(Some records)
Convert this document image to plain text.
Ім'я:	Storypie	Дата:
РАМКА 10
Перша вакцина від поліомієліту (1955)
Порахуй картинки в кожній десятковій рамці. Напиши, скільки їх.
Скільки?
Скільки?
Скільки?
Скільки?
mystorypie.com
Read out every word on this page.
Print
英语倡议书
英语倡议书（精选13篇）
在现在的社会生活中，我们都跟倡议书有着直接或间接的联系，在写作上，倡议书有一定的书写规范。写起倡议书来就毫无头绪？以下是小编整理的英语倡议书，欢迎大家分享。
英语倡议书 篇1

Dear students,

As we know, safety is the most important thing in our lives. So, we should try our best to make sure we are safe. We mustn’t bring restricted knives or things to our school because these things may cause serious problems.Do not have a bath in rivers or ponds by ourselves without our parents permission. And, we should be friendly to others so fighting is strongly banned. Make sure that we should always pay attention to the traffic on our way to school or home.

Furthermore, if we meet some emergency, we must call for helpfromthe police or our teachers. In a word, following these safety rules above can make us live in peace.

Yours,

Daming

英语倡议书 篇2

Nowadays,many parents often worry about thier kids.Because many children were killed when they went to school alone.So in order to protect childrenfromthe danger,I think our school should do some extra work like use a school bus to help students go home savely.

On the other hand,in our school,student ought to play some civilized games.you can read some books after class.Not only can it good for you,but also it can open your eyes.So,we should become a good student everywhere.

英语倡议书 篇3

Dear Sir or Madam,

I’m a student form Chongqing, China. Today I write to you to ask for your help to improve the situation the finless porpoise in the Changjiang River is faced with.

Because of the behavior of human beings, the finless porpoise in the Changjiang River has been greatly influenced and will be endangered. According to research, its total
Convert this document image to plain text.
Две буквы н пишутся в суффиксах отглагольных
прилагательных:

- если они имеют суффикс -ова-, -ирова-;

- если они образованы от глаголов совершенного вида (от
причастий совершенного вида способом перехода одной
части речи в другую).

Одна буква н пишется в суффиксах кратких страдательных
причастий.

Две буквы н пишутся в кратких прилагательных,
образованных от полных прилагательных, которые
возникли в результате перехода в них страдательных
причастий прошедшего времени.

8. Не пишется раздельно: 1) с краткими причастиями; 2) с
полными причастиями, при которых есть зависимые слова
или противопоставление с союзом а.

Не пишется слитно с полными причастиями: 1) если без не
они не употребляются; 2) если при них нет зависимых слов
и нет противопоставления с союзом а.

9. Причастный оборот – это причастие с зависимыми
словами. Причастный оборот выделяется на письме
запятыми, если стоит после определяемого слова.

• _Given task_
Go through the material above and copy each line that has the word "страдательных".

• _The output_
Одна буква н пишется в суффиксах кратких страдательных
возникли в результате перехода в них страдательных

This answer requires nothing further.